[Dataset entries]
— START —

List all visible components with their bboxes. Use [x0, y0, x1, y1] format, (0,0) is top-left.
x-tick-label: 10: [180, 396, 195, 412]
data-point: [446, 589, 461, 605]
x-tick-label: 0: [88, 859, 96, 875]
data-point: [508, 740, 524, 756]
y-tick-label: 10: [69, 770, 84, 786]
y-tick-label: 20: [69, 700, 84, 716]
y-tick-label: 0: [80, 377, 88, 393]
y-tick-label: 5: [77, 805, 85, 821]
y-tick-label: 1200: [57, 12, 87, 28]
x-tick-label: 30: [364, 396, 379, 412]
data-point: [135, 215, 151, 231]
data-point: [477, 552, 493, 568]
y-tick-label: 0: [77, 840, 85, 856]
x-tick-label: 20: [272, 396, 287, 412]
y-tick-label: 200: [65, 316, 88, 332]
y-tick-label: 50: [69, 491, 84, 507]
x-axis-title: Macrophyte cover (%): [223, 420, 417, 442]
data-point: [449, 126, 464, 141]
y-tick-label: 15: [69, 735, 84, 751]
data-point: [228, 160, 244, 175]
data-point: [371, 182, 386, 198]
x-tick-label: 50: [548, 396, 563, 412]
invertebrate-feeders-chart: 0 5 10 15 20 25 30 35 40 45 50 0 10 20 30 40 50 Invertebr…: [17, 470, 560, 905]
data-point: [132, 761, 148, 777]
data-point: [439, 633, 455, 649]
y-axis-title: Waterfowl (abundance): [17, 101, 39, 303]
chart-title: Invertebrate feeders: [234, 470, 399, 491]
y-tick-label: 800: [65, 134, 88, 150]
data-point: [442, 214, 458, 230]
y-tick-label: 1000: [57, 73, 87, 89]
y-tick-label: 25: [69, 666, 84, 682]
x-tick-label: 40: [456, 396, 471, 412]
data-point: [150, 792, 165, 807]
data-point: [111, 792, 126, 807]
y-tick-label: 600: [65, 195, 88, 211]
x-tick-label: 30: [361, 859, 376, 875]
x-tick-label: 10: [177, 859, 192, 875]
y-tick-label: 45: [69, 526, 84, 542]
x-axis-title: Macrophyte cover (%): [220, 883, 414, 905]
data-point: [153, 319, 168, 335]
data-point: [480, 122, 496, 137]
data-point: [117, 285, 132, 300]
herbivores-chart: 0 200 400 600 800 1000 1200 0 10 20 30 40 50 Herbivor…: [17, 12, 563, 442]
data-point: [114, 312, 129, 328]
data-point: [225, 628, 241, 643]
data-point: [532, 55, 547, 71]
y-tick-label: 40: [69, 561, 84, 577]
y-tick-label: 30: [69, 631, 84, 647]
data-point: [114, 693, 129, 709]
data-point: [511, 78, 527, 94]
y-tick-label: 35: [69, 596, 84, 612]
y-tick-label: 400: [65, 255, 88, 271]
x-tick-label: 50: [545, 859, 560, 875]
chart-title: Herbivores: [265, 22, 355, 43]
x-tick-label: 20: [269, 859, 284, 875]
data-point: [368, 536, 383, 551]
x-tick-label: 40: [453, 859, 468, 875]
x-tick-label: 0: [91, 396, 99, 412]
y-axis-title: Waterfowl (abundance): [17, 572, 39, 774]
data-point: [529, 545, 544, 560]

— END —

(Aim of the task):
Pull out every line of the records that contains the string "chart".

(Response below):
invertebrate-feeders-chart: 0 5 10 15 20 25 30 35 40 45 50 0 10 20 30 40 50 Invertebr…: [17, 470, 560, 905]
chart-title: Invertebrate feeders: [234, 470, 399, 491]
herbivores-chart: 0 200 400 600 800 1000 1200 0 10 20 30 40 50 Herbivor…: [17, 12, 563, 442]
chart-title: Herbivores: [265, 22, 355, 43]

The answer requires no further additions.